Every record that follows should be printed verbatim.
┌──
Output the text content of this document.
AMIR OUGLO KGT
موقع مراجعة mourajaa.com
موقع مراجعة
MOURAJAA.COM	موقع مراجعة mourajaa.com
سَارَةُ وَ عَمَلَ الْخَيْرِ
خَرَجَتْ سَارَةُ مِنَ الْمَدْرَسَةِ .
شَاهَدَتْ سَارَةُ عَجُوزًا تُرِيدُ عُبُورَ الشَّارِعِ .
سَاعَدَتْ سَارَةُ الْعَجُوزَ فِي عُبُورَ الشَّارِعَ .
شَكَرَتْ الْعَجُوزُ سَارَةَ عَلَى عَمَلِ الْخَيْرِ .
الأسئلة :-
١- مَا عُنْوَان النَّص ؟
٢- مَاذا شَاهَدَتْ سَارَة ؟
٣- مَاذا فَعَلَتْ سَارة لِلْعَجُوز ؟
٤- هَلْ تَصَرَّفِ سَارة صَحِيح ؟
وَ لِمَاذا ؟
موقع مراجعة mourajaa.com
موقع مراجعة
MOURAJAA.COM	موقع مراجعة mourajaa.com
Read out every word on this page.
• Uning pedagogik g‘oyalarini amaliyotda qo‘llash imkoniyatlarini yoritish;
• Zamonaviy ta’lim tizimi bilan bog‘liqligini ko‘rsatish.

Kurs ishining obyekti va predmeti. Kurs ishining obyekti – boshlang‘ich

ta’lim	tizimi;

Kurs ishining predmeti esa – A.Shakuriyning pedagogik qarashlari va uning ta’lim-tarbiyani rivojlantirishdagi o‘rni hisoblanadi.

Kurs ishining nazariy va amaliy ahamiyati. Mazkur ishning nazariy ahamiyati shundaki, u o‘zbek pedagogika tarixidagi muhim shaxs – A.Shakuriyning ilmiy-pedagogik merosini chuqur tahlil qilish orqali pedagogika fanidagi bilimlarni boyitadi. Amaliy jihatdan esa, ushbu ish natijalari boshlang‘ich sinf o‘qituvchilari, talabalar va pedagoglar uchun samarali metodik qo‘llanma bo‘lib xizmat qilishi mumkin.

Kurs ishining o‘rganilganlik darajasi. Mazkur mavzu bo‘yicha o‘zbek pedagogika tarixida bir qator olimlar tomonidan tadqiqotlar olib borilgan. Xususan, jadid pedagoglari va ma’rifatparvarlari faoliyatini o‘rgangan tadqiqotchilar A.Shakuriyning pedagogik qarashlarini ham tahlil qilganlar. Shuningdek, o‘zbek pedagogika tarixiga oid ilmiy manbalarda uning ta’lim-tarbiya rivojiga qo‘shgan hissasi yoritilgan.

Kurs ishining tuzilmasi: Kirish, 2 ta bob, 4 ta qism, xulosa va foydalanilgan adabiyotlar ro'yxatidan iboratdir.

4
└──
> _WORKED SOLUTION_
Output the text content of this document.
AMIR OUGLO KGT
موقع مراجعة mourajaa.com
موقع مراجعة
MOURAJAA.COM	موقع مراجعة mourajaa.com
سَارَةُ وَ عَمَلَ الْخَيْرِ
خَرَجَتْ سَارَةُ مِنَ الْمَدْرَسَةِ .
شَاهَدَتْ سَارَةُ عَجُوزًا تُرِيدُ عُبُورَ الشَّارِعِ .
سَاعَدَتْ سَارَةُ الْعَجُوزَ فِي عُبُورَ الشَّارِعَ .
شَكَرَتْ الْعَجُوزُ سَارَةَ عَلَى عَمَلِ الْخَيْرِ .
الأسئلة :-
١- مَا عُنْوَان النَّص ؟
٢- مَاذا شَاهَدَتْ سَارَة ؟
٣- مَاذا فَعَلَتْ سَارة لِلْعَجُوز ؟
٤- هَلْ تَصَرَّفِ سَارة صَحِيح ؟
وَ لِمَاذا ؟
موقع مراجعة mourajaa.com
موقع مراجعة
MOURAJAA.COM	موقع مراجعة mourajaa.com
Read out every word on this page.
• Uning pedagogik g‘oyalarini amaliyotda qo‘llash imkoniyatlarini yoritish;
• Zamonaviy ta’lim tizimi bilan bog‘liqligini ko‘rsatish.

Kurs ishining obyekti va predmeti. Kurs ishining obyekti – boshlang‘ich

ta’lim	tizimi;

Kurs ishining predmeti esa – A.Shakuriyning pedagogik qarashlari va uning ta’lim-tarbiyani rivojlantirishdagi o‘rni hisoblanadi.

Kurs ishining nazariy va amaliy ahamiyati. Mazkur ishning nazariy ahamiyati shundaki, u o‘zbek pedagogika tarixidagi muhim shaxs – A.Shakuriyning ilmiy-pedagogik merosini chuqur tahlil qilish orqali pedagogika fanidagi bilimlarni boyitadi. Amaliy jihatdan esa, ushbu ish natijalari boshlang‘ich sinf o‘qituvchilari, talabalar va pedagoglar uchun samarali metodik qo‘llanma bo‘lib xizmat qilishi mumkin.

Kurs ishining o‘rganilganlik darajasi. Mazkur mavzu bo‘yicha o‘zbek pedagogika tarixida bir qator olimlar tomonidan tadqiqotlar olib borilgan. Xususan, jadid pedagoglari va ma’rifatparvarlari faoliyatini o‘rgangan tadqiqotchilar A.Shakuriyning pedagogik qarashlarini ham tahlil qilganlar. Shuningdek, o‘zbek pedagogika tarixiga oid ilmiy manbalarda uning ta’lim-tarbiya rivojiga qo‘shgan hissasi yoritilgan.

Kurs ishining tuzilmasi: Kirish, 2 ta bob, 4 ta qism, xulosa va foydalanilgan adabiyotlar ro'yxatidan iboratdir.

4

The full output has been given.